**TEXT SEGMENT**
━━━━

Register the connector into the configuration file

Register a configuration file for your connector so that the framework can dynamically discover it at runtime. The configuration file is defined as follows:

Taking hive as an example, developers need to add a json file in the resource directory. The example name is bitsail-connector-hive.json, as long as it does not overlap with other connectors.

{
  "name": "bitsail-connector-hive",
  "classes": [
    "com.bytedance.bitsail.connector.hive.source.HiveSource",
    "com.bytedance.bitsail.connector.hive.sink.HiveSink"
  ],
  "libs": [
    "bitsail-connector-hive-${version}.jar"
  ]
}

Test module

In the module where the Source or Sink connector is located, add an ITCase test case, and then support it according to the following process.

  • Start data source through the test container

  • Write the corresponding configuration file
{
  "job": {
    "common": {
      "job_id": 313,
      "instance_id": 3123,
      "job_name": "bitsail_clickhouse_to_print_test",
      "user_name": "test"
    },
    "reader": {
      "class": "com.bytedance.bitsail.connector.clickhouse.source.ClickhouseSource",
      "jdbc_url": "jdbc:clickhouse://localhost:8123",
      "db_name": "default",
      "table_name": "test_ch_table",
      "split_field": "id",
      "split_config": "{\"name\": \"id\", \"lower_bound\": 0, \"upper_bound\": \"10000\", \"split_num\": 3}",
      "sql_filter": "( id % 2 == 0 )",
      "columns": [
        {
          "name": "id",
          "type": "int64"
        },
        {
          "name": "int_type",
          "type": "int32"
        },
        {
          "name": "double_type",
          "type": "float64"
        },
        {
          "name": "string_type",
          "type": "string"
        },
        {
          "name": "p_date",
          "type": "date"
        }
      ]
    },
    "writer": {
      "class": "com.bytedance.bitsail.connector.legacy.print.sink.PrintSink"

━━━━

**LISTED ENTRIES**
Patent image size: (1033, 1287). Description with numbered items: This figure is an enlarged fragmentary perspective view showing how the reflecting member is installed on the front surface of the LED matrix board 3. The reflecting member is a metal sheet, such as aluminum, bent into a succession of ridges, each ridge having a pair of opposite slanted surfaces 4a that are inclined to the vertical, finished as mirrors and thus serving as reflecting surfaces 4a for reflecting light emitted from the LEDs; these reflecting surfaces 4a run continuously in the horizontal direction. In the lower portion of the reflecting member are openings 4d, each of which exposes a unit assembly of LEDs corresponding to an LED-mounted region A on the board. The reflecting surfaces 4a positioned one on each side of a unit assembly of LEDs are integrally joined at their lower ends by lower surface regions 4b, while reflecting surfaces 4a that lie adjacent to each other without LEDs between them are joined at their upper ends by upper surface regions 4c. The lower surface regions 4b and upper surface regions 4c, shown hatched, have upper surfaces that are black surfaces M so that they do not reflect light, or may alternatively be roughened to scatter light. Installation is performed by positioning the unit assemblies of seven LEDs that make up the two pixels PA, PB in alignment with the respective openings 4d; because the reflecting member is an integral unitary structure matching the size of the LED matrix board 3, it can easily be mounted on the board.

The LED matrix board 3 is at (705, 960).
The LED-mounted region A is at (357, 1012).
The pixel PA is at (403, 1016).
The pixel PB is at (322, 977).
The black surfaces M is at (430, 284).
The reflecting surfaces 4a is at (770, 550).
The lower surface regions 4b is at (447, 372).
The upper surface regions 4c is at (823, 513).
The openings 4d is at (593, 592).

━━━━

**THE TASK**
Reproduce the connector guide verbatim from "Taking hive as" up to and including "with other connectors.".

**EXERCISE RESPONSE**
Taking hive as an example, developers need to add a json file in the resource directory. The example name is bitsail-connector-hive.json, as long as it does not overlap with other connectors.